_Exercise description_: Quote every row word for word, from the first row through the row that contains "series-line-historical bbox=[618, 933, 1055, 1111]", including both of those rows.

_Available data_:
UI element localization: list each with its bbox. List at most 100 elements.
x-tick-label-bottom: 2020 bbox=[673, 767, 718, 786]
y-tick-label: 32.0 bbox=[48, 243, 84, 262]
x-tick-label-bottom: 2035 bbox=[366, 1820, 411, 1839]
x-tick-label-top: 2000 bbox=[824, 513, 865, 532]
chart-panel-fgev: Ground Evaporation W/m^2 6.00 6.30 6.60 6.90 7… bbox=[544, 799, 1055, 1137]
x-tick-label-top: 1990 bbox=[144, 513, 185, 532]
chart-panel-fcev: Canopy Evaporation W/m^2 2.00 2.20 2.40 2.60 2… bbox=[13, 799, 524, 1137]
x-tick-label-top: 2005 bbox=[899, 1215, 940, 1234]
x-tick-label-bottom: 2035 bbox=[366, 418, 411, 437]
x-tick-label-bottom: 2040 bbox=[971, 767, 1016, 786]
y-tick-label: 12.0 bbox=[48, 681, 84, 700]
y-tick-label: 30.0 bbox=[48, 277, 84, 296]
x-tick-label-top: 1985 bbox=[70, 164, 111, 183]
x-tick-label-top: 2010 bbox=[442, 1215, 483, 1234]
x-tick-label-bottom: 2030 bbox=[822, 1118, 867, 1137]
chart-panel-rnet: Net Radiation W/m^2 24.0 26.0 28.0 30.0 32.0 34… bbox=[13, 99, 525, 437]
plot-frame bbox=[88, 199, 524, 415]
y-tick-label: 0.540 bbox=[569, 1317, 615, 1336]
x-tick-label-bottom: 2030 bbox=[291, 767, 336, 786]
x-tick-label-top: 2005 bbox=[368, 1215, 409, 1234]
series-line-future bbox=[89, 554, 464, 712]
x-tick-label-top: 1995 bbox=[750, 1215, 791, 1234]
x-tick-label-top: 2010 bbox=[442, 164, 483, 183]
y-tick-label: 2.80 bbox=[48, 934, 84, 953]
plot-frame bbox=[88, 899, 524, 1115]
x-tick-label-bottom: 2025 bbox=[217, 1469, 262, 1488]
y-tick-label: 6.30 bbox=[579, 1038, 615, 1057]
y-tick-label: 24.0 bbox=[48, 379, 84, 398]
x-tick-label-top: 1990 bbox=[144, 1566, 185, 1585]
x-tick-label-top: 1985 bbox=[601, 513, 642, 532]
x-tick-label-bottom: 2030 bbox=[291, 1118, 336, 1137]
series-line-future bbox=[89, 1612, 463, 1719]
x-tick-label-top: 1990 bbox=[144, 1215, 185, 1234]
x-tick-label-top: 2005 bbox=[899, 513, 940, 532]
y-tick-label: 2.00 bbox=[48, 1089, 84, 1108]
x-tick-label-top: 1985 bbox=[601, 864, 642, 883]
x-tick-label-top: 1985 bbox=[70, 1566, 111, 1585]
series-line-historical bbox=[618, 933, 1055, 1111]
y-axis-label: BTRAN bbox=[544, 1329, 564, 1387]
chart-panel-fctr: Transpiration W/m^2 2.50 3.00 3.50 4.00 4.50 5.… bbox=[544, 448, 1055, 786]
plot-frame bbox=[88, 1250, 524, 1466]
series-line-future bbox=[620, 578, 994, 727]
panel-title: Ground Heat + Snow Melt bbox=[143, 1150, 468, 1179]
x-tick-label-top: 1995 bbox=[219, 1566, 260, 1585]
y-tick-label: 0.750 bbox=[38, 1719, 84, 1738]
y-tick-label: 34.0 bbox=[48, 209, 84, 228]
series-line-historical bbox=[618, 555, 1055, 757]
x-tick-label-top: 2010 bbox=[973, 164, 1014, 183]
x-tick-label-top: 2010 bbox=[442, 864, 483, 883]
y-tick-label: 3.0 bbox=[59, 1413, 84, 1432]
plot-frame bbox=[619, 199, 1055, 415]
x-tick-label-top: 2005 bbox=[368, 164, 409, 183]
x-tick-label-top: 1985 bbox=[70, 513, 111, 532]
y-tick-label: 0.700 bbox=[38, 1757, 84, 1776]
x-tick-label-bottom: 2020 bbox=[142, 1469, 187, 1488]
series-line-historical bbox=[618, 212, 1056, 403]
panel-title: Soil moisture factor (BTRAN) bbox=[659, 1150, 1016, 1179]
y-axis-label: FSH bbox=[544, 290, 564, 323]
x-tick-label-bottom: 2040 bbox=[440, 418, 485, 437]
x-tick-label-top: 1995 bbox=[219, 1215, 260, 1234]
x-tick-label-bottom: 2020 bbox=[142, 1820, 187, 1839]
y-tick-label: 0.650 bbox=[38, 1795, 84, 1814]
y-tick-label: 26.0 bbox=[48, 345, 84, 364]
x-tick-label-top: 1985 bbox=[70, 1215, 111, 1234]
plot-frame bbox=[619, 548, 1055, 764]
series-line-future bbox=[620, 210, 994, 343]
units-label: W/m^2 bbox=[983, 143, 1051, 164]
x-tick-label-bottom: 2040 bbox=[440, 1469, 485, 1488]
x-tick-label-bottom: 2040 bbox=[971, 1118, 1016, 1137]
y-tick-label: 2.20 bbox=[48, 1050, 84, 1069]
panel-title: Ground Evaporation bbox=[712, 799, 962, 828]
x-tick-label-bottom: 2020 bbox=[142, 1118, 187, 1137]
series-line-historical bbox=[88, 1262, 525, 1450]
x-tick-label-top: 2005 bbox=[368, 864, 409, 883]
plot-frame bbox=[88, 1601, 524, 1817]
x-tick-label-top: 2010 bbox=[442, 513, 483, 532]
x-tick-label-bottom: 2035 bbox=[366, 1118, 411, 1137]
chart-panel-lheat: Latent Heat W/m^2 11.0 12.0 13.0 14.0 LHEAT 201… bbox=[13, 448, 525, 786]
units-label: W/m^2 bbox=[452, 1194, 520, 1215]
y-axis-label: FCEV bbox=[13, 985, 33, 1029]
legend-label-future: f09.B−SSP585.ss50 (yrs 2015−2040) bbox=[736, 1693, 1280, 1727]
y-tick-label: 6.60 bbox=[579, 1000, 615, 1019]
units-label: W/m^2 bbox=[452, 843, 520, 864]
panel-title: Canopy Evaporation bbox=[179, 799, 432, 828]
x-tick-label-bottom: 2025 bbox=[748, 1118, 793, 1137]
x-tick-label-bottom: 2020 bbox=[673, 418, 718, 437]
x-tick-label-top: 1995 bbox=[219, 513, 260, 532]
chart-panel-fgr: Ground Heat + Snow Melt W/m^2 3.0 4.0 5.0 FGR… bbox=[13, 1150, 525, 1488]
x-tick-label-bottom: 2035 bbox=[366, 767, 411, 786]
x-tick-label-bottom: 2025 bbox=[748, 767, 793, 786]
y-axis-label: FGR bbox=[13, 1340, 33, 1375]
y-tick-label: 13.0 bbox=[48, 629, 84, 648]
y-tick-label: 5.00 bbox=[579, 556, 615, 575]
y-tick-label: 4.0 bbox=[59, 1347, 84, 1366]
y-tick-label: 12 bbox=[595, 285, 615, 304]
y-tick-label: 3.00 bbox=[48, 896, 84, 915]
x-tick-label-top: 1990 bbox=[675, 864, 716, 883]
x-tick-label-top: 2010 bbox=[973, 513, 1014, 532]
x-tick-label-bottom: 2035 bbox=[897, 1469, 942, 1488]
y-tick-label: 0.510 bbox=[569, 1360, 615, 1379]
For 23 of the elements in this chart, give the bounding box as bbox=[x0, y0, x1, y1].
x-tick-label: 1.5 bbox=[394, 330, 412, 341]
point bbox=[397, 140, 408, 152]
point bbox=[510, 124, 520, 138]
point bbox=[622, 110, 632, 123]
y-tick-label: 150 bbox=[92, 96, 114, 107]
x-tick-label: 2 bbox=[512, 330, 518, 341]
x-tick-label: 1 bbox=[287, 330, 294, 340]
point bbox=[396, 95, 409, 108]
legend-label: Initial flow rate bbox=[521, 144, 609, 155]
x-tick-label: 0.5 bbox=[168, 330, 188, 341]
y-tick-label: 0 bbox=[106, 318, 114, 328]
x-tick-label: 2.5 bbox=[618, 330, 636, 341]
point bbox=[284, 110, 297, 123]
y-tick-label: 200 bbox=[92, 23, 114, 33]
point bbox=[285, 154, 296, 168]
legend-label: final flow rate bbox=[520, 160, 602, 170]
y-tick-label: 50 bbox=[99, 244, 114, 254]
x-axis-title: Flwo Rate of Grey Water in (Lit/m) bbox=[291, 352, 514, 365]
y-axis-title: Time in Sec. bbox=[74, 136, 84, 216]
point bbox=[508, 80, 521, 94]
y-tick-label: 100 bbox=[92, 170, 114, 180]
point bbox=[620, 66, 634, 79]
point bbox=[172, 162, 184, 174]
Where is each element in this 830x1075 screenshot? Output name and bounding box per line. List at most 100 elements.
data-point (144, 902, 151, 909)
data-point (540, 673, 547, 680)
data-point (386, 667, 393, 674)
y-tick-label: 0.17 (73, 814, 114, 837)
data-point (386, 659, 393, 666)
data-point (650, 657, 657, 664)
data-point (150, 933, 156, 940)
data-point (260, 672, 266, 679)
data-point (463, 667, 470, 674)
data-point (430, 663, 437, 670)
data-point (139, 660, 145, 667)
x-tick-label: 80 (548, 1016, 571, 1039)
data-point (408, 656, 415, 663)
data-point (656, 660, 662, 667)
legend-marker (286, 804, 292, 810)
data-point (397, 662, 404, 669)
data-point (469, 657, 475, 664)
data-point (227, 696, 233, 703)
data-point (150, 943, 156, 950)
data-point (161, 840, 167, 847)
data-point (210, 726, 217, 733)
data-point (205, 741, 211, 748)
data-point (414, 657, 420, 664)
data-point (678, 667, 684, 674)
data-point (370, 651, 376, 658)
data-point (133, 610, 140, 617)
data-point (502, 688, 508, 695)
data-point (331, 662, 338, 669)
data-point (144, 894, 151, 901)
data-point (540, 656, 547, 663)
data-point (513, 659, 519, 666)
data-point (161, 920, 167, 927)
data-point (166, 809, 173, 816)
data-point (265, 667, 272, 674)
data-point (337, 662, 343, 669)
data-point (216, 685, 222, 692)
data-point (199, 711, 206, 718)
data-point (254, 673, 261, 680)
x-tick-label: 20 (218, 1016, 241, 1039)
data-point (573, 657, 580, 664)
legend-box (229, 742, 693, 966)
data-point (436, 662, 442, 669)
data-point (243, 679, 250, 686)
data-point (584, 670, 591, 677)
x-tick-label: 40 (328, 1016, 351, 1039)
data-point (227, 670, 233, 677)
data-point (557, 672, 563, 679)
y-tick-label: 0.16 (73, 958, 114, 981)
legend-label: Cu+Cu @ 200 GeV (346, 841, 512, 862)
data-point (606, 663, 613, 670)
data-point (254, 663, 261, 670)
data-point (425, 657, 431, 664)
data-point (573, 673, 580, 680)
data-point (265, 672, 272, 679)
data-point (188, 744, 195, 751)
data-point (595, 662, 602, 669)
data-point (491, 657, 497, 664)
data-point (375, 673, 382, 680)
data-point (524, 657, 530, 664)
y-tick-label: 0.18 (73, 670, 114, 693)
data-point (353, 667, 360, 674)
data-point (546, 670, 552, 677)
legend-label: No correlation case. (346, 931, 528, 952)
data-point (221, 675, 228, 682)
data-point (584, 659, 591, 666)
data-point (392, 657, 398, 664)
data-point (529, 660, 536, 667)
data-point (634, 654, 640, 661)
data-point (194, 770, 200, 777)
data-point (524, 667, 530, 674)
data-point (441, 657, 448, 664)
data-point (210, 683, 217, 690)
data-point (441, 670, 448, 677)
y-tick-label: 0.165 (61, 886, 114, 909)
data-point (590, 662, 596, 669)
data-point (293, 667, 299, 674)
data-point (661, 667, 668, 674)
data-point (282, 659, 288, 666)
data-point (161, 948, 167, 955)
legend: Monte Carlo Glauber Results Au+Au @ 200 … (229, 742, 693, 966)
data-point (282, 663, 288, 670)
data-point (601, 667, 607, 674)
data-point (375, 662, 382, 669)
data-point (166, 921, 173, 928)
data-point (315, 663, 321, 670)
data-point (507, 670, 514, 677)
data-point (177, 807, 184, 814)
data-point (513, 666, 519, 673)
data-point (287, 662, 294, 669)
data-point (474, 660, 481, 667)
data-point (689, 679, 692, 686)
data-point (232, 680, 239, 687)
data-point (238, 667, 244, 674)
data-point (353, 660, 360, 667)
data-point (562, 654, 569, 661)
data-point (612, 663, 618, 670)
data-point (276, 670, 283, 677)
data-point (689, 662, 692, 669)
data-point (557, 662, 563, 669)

_Result_:
UI element localization: list each with its bbox. List at most 100 elements.
x-tick-label-bottom: 2020 bbox=[673, 767, 718, 786]
y-tick-label: 32.0 bbox=[48, 243, 84, 262]
x-tick-label-bottom: 2035 bbox=[366, 1820, 411, 1839]
x-tick-label-top: 2000 bbox=[824, 513, 865, 532]
chart-panel-fgev: Ground Evaporation W/m^2 6.00 6.30 6.60 6.90 7… bbox=[544, 799, 1055, 1137]
x-tick-label-top: 1990 bbox=[144, 513, 185, 532]
chart-panel-fcev: Canopy Evaporation W/m^2 2.00 2.20 2.40 2.60 2… bbox=[13, 799, 524, 1137]
x-tick-label-top: 2005 bbox=[899, 1215, 940, 1234]
x-tick-label-bottom: 2035 bbox=[366, 418, 411, 437]
x-tick-label-bottom: 2040 bbox=[971, 767, 1016, 786]
y-tick-label: 12.0 bbox=[48, 681, 84, 700]
y-tick-label: 30.0 bbox=[48, 277, 84, 296]
x-tick-label-top: 1985 bbox=[70, 164, 111, 183]
x-tick-label-top: 2010 bbox=[442, 1215, 483, 1234]
x-tick-label-bottom: 2030 bbox=[822, 1118, 867, 1137]
chart-panel-rnet: Net Radiation W/m^2 24.0 26.0 28.0 30.0 32.0 34… bbox=[13, 99, 525, 437]
plot-frame bbox=[88, 199, 524, 415]
y-tick-label: 0.540 bbox=[569, 1317, 615, 1336]
x-tick-label-bottom: 2030 bbox=[291, 767, 336, 786]
x-tick-label-top: 2005 bbox=[368, 1215, 409, 1234]
series-line-future bbox=[89, 554, 464, 712]
x-tick-label-top: 1995 bbox=[750, 1215, 791, 1234]
x-tick-label-top: 2010 bbox=[442, 164, 483, 183]
y-tick-label: 2.80 bbox=[48, 934, 84, 953]
plot-frame bbox=[88, 899, 524, 1115]
x-tick-label-bottom: 2025 bbox=[217, 1469, 262, 1488]
y-tick-label: 6.30 bbox=[579, 1038, 615, 1057]
y-tick-label: 24.0 bbox=[48, 379, 84, 398]
x-tick-label-top: 1990 bbox=[144, 1566, 185, 1585]
x-tick-label-top: 1985 bbox=[601, 513, 642, 532]
x-tick-label-bottom: 2030 bbox=[291, 1118, 336, 1137]
series-line-future bbox=[89, 1612, 463, 1719]
x-tick-label-top: 1990 bbox=[144, 1215, 185, 1234]
x-tick-label-top: 2005 bbox=[899, 513, 940, 532]
y-tick-label: 2.00 bbox=[48, 1089, 84, 1108]
x-tick-label-top: 1985 bbox=[601, 864, 642, 883]
x-tick-label-top: 1985 bbox=[70, 1566, 111, 1585]
series-line-historical bbox=[618, 933, 1055, 1111]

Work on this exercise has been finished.